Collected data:
-- Start --
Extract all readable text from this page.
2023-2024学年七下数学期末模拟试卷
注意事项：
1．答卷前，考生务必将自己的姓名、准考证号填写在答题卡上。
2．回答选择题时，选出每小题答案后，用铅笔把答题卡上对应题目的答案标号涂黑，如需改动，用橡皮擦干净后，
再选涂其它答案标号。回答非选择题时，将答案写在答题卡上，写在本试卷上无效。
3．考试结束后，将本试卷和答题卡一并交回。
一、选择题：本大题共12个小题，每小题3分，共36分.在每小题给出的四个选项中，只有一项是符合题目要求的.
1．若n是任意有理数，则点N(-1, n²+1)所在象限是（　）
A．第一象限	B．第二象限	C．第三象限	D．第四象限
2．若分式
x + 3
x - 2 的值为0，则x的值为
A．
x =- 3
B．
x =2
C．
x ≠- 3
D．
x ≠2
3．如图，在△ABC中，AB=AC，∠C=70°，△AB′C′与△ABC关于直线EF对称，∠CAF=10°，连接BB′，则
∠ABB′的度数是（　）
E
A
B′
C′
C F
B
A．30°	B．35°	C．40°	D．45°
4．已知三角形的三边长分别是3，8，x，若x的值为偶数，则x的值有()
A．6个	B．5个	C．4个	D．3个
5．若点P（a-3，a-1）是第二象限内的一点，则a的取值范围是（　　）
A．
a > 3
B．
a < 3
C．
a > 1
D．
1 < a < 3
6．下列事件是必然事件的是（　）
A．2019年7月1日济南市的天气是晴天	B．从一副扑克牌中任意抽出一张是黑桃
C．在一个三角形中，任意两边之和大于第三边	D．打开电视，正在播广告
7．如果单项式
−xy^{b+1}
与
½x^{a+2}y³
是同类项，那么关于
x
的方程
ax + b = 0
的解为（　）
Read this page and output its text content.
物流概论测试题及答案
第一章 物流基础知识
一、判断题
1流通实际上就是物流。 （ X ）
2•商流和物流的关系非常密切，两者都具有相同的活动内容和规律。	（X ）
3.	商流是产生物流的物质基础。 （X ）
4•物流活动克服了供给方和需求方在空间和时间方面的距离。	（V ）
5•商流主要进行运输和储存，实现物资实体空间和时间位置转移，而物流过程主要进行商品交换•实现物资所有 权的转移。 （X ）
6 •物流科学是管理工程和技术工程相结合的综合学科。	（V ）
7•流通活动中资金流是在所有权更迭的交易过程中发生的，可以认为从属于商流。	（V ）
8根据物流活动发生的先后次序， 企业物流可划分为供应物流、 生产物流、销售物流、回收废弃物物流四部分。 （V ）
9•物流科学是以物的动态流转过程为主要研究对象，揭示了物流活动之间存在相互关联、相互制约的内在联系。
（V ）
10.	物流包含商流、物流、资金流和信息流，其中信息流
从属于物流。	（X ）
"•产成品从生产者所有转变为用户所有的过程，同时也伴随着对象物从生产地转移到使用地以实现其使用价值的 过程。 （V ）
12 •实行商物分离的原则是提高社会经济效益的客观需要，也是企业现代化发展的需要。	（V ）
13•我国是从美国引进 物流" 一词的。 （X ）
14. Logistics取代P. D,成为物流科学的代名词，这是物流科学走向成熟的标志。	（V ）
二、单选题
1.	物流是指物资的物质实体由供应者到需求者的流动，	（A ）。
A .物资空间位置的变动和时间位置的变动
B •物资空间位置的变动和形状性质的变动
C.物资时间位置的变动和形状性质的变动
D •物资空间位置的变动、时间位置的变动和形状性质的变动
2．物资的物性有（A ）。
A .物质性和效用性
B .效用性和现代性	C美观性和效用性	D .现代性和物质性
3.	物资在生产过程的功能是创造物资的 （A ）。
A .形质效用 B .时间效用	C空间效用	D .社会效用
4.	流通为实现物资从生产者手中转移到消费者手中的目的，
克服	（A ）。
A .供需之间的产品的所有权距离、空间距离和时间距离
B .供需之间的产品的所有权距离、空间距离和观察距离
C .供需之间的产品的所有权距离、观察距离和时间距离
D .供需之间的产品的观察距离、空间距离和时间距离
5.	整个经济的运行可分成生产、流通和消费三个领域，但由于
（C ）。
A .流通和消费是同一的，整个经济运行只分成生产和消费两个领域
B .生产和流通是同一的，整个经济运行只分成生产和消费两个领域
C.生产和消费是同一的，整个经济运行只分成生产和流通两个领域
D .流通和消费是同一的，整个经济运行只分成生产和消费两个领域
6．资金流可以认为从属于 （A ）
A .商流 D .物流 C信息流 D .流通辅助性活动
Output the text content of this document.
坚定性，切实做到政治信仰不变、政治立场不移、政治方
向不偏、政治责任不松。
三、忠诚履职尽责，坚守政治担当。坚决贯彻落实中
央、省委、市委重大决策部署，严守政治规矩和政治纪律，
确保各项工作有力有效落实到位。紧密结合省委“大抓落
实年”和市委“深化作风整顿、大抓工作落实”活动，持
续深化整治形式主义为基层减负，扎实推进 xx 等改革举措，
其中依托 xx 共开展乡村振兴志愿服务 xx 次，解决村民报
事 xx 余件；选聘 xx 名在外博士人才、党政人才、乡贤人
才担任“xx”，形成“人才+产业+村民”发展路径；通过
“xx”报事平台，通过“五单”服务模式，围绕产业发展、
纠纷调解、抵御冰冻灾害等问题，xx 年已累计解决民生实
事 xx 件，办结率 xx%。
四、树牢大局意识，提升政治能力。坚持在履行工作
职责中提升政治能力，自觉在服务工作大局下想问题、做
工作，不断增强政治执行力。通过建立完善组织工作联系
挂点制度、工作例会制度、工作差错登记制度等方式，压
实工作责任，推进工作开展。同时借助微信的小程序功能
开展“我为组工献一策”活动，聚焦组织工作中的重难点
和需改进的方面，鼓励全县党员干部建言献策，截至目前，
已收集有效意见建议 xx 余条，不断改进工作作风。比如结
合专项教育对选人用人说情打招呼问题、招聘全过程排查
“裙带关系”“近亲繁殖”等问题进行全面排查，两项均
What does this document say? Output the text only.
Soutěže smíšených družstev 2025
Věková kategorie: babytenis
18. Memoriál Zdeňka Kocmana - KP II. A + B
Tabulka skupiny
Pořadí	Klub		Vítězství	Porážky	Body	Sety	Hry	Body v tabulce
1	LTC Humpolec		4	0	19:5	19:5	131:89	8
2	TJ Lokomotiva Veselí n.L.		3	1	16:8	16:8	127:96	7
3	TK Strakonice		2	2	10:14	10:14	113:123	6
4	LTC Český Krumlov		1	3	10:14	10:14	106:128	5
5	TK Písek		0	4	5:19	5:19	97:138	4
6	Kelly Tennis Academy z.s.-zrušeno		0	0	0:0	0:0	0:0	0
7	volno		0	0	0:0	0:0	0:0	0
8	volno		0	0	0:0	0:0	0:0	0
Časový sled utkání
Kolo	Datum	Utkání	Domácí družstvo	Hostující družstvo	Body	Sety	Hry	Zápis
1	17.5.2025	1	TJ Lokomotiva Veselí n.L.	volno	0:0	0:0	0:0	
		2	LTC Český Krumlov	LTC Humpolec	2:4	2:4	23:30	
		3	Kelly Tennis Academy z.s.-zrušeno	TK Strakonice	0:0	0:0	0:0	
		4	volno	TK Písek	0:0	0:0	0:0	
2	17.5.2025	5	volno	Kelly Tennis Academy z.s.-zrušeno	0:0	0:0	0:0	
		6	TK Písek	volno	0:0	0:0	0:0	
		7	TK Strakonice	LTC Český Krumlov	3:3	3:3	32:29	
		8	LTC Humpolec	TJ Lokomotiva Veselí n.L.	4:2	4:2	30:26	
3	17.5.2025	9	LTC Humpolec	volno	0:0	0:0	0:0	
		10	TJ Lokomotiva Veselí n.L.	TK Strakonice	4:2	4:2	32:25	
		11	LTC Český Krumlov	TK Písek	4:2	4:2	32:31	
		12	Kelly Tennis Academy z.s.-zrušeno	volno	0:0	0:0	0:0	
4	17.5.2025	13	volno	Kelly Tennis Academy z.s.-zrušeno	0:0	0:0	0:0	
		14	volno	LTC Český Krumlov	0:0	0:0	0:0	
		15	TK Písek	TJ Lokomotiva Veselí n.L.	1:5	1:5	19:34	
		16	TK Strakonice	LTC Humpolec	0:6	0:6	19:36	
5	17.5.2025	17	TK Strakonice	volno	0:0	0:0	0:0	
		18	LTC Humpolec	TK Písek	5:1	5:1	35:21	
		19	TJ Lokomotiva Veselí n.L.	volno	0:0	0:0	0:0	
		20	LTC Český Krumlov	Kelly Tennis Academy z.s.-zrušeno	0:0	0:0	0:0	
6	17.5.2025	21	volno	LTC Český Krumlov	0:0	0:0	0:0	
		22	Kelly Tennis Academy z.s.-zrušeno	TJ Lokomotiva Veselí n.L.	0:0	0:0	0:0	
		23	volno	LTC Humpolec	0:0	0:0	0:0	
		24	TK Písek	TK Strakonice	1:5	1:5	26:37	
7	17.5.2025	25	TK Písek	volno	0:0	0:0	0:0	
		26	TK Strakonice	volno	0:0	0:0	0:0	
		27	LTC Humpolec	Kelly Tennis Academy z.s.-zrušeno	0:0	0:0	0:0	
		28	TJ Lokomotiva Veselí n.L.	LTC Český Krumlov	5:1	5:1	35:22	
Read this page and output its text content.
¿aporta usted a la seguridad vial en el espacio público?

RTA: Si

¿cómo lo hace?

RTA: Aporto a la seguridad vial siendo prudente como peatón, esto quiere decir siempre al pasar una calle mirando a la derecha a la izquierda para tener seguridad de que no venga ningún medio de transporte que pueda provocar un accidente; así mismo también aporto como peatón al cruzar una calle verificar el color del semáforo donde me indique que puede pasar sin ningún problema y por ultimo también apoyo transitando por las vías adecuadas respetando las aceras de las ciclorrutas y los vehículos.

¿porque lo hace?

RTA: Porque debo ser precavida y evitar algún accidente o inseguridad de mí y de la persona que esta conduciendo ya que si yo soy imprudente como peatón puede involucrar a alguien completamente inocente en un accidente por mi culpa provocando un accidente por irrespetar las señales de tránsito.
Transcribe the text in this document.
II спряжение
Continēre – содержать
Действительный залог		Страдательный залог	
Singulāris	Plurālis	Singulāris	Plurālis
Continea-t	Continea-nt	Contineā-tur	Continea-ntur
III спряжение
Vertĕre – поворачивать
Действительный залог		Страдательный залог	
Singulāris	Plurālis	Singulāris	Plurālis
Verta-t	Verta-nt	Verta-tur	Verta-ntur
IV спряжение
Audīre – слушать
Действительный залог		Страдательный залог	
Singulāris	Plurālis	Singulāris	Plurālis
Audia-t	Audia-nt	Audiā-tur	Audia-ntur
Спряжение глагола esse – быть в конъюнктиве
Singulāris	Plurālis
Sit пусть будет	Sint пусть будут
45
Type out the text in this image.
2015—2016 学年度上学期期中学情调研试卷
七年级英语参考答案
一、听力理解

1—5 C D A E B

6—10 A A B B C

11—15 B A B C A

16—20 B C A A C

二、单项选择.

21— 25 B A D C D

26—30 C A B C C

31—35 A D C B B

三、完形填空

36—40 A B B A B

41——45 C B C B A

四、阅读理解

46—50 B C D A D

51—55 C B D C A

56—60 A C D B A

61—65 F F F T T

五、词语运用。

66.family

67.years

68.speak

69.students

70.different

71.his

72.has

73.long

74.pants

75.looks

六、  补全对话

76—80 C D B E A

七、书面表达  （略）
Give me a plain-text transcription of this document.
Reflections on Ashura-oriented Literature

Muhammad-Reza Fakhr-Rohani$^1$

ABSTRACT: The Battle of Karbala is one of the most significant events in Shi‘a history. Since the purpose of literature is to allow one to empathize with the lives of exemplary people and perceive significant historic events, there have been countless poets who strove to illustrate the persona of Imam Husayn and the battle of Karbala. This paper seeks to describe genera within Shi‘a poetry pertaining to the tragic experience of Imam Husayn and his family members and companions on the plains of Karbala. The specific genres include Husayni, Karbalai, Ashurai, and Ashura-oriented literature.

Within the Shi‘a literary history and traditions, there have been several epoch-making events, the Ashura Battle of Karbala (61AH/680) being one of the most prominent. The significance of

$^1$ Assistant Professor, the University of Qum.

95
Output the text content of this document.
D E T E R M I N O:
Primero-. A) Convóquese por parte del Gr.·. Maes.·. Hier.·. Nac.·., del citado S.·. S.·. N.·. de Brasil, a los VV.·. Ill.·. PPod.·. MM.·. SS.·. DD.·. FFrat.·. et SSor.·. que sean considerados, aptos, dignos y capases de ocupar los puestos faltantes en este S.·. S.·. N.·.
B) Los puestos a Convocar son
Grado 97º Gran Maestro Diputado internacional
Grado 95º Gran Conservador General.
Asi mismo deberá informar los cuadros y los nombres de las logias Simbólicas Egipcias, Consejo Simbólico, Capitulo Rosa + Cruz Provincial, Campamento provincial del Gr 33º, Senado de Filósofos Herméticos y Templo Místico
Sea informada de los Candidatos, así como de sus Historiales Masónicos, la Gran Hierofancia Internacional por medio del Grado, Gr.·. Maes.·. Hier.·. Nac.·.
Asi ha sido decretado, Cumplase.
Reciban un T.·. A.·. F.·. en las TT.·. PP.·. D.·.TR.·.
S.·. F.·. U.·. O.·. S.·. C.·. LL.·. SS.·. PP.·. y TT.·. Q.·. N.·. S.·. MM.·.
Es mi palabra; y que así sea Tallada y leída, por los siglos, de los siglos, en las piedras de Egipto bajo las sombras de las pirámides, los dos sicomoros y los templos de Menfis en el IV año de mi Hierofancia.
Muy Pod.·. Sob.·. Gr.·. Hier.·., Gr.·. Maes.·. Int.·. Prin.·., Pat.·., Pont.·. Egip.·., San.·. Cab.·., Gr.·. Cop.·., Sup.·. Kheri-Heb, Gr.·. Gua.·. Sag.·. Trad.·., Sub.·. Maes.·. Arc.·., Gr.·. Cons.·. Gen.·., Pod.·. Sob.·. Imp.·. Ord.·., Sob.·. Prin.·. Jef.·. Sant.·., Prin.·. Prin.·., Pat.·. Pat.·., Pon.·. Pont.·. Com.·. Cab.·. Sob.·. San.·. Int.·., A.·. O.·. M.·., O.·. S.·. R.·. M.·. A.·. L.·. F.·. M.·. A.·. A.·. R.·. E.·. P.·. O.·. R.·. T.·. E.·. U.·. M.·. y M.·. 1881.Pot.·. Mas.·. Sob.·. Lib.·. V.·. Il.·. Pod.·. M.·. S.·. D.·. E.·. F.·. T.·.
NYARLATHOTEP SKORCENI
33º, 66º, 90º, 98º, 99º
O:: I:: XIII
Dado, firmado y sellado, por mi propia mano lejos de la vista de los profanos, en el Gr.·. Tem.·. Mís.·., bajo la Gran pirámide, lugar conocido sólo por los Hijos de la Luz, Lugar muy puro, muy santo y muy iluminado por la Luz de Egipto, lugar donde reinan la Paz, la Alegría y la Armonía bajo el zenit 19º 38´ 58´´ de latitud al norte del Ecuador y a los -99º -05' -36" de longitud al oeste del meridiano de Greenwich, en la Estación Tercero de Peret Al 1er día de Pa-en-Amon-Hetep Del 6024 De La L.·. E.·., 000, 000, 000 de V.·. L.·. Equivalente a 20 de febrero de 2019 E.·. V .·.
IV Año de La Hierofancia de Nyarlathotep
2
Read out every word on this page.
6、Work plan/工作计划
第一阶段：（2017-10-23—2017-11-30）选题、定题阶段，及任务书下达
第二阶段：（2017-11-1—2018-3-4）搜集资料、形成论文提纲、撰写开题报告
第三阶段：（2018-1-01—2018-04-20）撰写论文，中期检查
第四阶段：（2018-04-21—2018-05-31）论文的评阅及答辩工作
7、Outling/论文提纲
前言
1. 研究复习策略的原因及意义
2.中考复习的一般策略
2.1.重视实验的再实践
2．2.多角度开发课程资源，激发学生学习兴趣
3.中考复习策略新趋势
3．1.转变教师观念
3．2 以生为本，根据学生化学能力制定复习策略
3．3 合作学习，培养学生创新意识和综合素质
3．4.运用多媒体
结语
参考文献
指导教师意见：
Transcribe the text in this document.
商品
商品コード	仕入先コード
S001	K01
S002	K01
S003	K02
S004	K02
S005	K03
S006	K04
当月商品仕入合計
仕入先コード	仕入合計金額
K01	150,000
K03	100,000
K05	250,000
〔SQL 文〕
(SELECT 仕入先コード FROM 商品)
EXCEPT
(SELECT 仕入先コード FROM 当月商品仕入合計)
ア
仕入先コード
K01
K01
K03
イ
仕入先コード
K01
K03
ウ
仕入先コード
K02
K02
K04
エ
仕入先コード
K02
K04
-- End --
_Aim_.
Copy each line in the data that holds the word "Tennis".

_Answer_.
6	Kelly Tennis Academy z.s.-zrušeno		0	0	0:0	0:0	0:0	0
		3	Kelly Tennis Academy z.s.-zrušeno	TK Strakonice	0:0	0:0	0:0	
2	17.5.2025	5	volno	Kelly Tennis Academy z.s.-zrušeno	0:0	0:0	0:0	
		12	Kelly Tennis Academy z.s.-zrušeno	volno	0:0	0:0	0:0	
4	17.5.2025	13	volno	Kelly Tennis Academy z.s.-zrušeno	0:0	0:0	0:0	
		20	LTC Český Krumlov	Kelly Tennis Academy z.s.-zrušeno	0:0	0:0	0:0	
		22	Kelly Tennis Academy z.s.-zrušeno	TJ Lokomotiva Veselí n.L.	0:0	0:0	0:0	
		27	LTC Humpolec	Kelly Tennis Academy z.s.-zrušeno	0:0	0:0	0:0	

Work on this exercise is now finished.